Goal: Produce an exact copy of all the data below, dropping every image.

Source data:
************
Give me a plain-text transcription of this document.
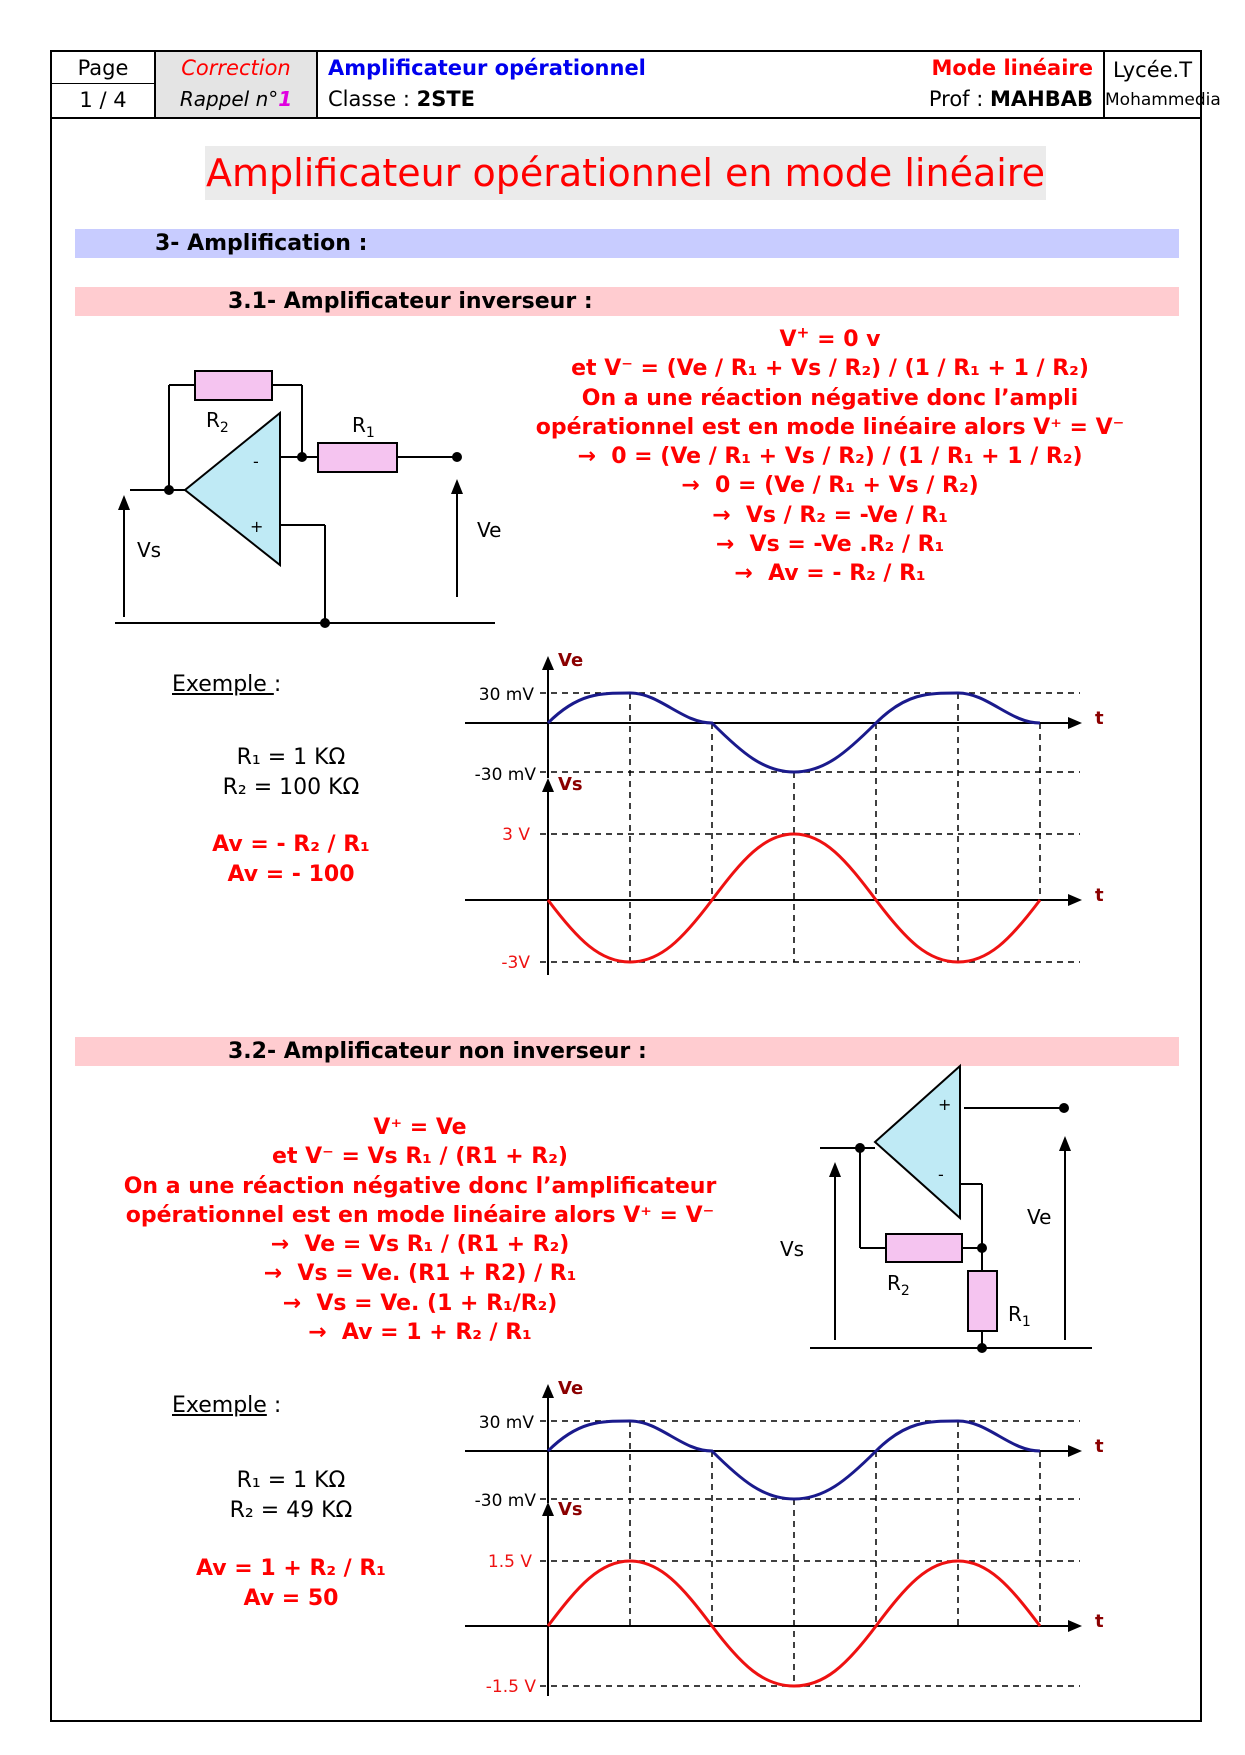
Page
1 / 4
Correction
Rappel n°1
Amplificateur opérationnel
Classe : 2STE
Mode linéaire
Prof : MAHBAB
Lycée.T
Mohammedia
Amplificateur opérationnel en mode linéaire
3- Amplification :
3.1- Amplificateur inverseur :
-
+
$R_2$	$R_1$
Vs
Ve
V+ = 0 v
et V⁻ = (Ve / R₁ + Vs / R₂) / (1 / R₁ + 1 / R₂)
On a une réaction négative donc l’ampli
opérationnel est en mode linéaire alors V⁺ = V⁻
→ 0 = (Ve / R₁ + Vs / R₂) / (1 / R₁ + 1 / R₂)
→ 0 = (Ve / R₁ + Vs / R₂)
→ Vs / R₂ = -Ve / R₁
→ Vs = -Ve .R₂ / R₁
→ Av = - R₂ / R₁
Exemple :
R₁ = 1 KΩ
R₂ = 100 KΩ
Av = - R₂ / R₁
Av = - 100
Ve
Vs
t
t
30 mV
-30 mV
3 V
-3V
3.2- Amplificateur non inverseur :
V⁺ = Ve
et V⁻ = Vs R₁ / (R1 + R₂)
On a une réaction négative donc l’amplificateur
opérationnel est en mode linéaire alors V⁺ = V⁻
→ Ve = Vs R₁ / (R1 + R₂)
→ Vs = Ve. (R1 + R2) / R₁
→ Vs = Ve. (1 + R₁/R₂)
→ Av = 1 + R₂ / R₁
+
-
$R_2$
$R_1$
Vs
Ve
Exemple :
R₁ = 1 KΩ
R₂ = 49 KΩ
Av = 1 + R₂ / R₁
Av = 50
Ve
Vs
t
t
30 mV
-30 mV
1.5 V
-1.5 V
************
Solution for this task:
Give me a plain-text transcription of this document.
Page
1 / 4
Correction
Rappel n°1
Amplificateur opérationnel
Classe : 2STE
Mode linéaire
Prof : MAHBAB
Lycée.T
Mohammedia
Amplificateur opérationnel en mode linéaire
3- Amplification :
3.1- Amplificateur inverseur :
-
+
$R_2$	$R_1$
Vs
Ve
V+ = 0 v
et V⁻ = (Ve / R₁ + Vs / R₂) / (1 / R₁ + 1 / R₂)
On a une réaction négative donc l’ampli
opérationnel est en mode linéaire alors V⁺ = V⁻
→ 0 = (Ve / R₁ + Vs / R₂) / (1 / R₁ + 1 / R₂)
→ 0 = (Ve / R₁ + Vs / R₂)
→ Vs / R₂ = -Ve / R₁
→ Vs = -Ve .R₂ / R₁
→ Av = - R₂ / R₁
Exemple :
R₁ = 1 KΩ
R₂ = 100 KΩ
Av = - R₂ / R₁
Av = - 100
Ve
Vs
t
t
30 mV
-30 mV
3 V
-3V
3.2- Amplificateur non inverseur :
V⁺ = Ve
et V⁻ = Vs R₁ / (R1 + R₂)
On a une réaction négative donc l’amplificateur
opérationnel est en mode linéaire alors V⁺ = V⁻
→ Ve = Vs R₁ / (R1 + R₂)
→ Vs = Ve. (R1 + R2) / R₁
→ Vs = Ve. (1 + R₁/R₂)
→ Av = 1 + R₂ / R₁
+
-
$R_2$
$R_1$
Vs
Ve
Exemple :
R₁ = 1 KΩ
R₂ = 49 KΩ
Av = 1 + R₂ / R₁
Av = 50
Ve
Vs
t
t
30 mV
-30 mV
1.5 V
-1.5 V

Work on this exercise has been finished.